■ Исходный текст:
+ + +

В случае, когда художник нащупывает кистью этот не вполне поддающийся объяснению закон единства, – он уже не может не применять его везде: закон этот столь же властен, как закон тяготения. Сезанн открыл его, глядя на яблоки, – но этот закон пронизал весь мир, созданный Сезанном.
Скажем, мы видим два дерева – одно ближе, другое дальше. В нашем восприятии эти деревья помещены рядом, их ветви соприкасаются, а про расстояние между деревьями мы можем забыть, мы его не видим, мы про него лишь знаем. Это метафизический вопрос, но разрешается он на холсте: мы отменяем расстояние, мы переплетаем ветки деревьев. Эту именно мысль пытался выразить Пастернак строчкой «как образ входит в образ, и как предмет сечет предмет». Поставьте вместо понятия «пространство» понятие «времени» (а для живописи это нередко одно и то же), и вопрос обретет еще более пронзительный смысл. Отменяя время, поверх разлуки, вопреки смерти – существует единение людей. Да, индивидуальное сознание формует собственные границы времени и создает собственные измерения пространства – но сила любви такова, что сознание делится своими координатами с другим сознанием, отдает свое пространство другому, половинит свое время с другим.

+ + +

■ Исходные данные:

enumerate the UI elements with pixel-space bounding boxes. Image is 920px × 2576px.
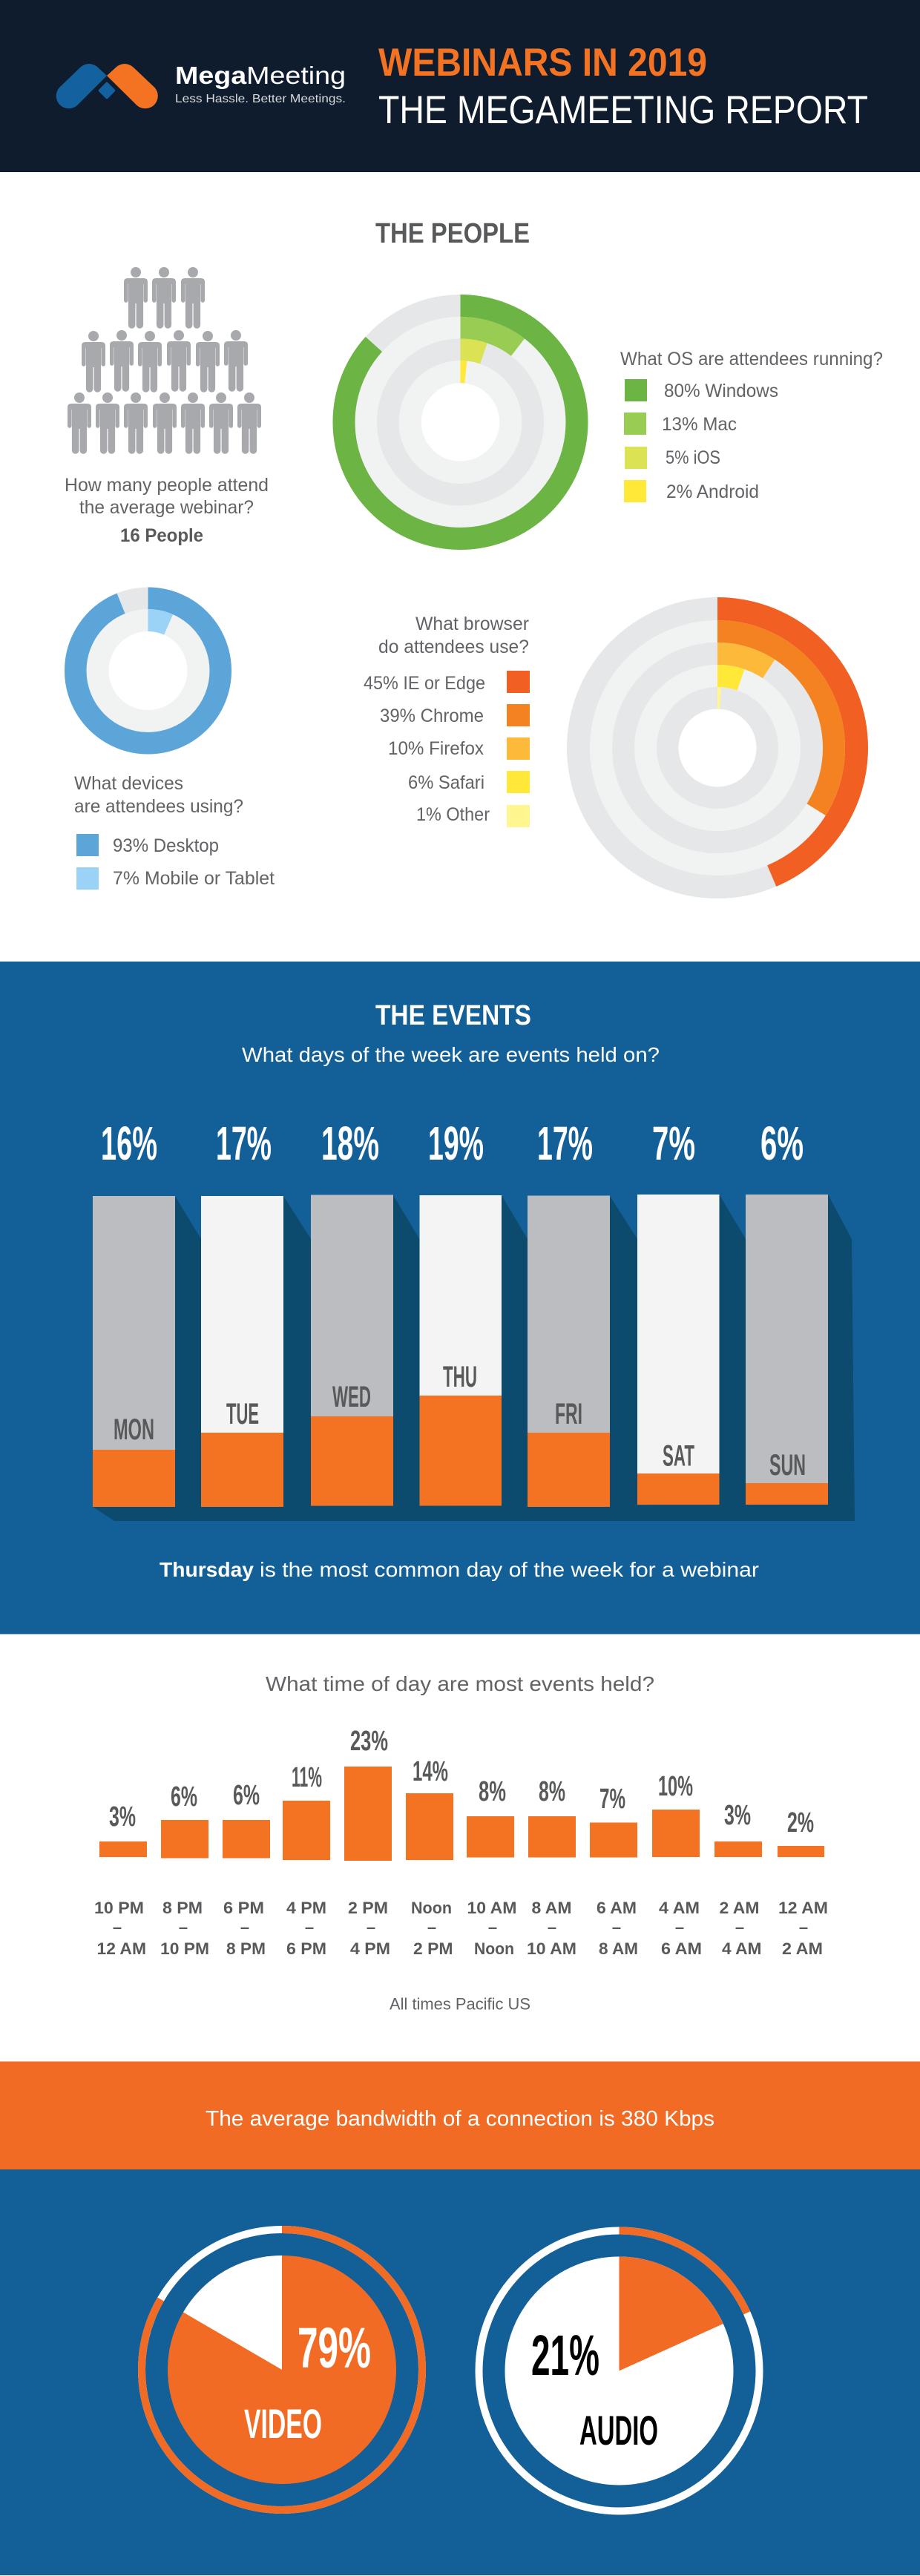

+ + +

■ Задания:
A. Перепишите отрывок текста о живописи от «В случае, когда» до «мир, созданный Сезанном.», заменив «яблоки» на «груши».
B. Продолжите текст о живописи после его последнего предложения.

■ Готовые решения:
A.
В случае, когда художник нащупывает кистью этот не вполне поддающийся объяснению закон единства, – он уже не может не применять его везде: закон этот столь же властен, как закон тяготения. Сезанн открыл его, глядя на груши, – но этот закон пронизал весь мир, созданный Сезанном.

B.
Впервые что-то подобное я почувствовал, стоя на московской крыше с моей женой Катей. Мы глядели, как крыши перетекают одна в другую и образуют целый город – и мы словно плыли над городом, подхваченные волной крыш. Крыша, которая была домом для нас с Катей, стала на время и моей мастерской. Я приходил с этюдником, писал с крыши город. Мазок к мазку, мазок к мазку, так лепились на картине дом за домом, и серое небо обволакивало город на холсте. Москва расстилалась внизу молочно-сонная, казалось, такой каменно-сонной она и пребудет навеки.
Однажды к нам присоединился мой друг Андрей, он располагался на крыше вальяжно, приносил с собой трехлитровую банку кваса, бутерброды, раскладывал мольберт. Андрей тоже захотел написать город – но совсем иначе, чем мы. Андрей в то время принял православие и со страстью обращенного человека всматривался в пейзаж, отыскивал в бескрайнем городе купола церквей. В то время почти все церкви стояли заколоченными, вот и под нами две или три церкви были заброшены, а кресты с куполов сняты. Только у Ильи Обыденного, что в конце переулка, звонили. Андрей писал колокольню Ильи Обыденного – мне кажется, Поль Сезанн, рисующий гору Сент Виктуар, решал ту же задачу, что и Андрей, и мотив у них обоих был одинаково величественный.
Мы с Андреем написали много пейзажей, стоя на нашей волшебной крыше, но у меня не получилось написать город так, как я бы хотел. Я не сумел написать жизнь города, состоящую из многих воль и многих жизней – но единую по сути. Я не сумел – и дело не в профессиональных приемах, которыми я тогда не владел. Закон объятий невозможно выдумать – его надо пережить, а потом уже он сам войдет в плоть искусства.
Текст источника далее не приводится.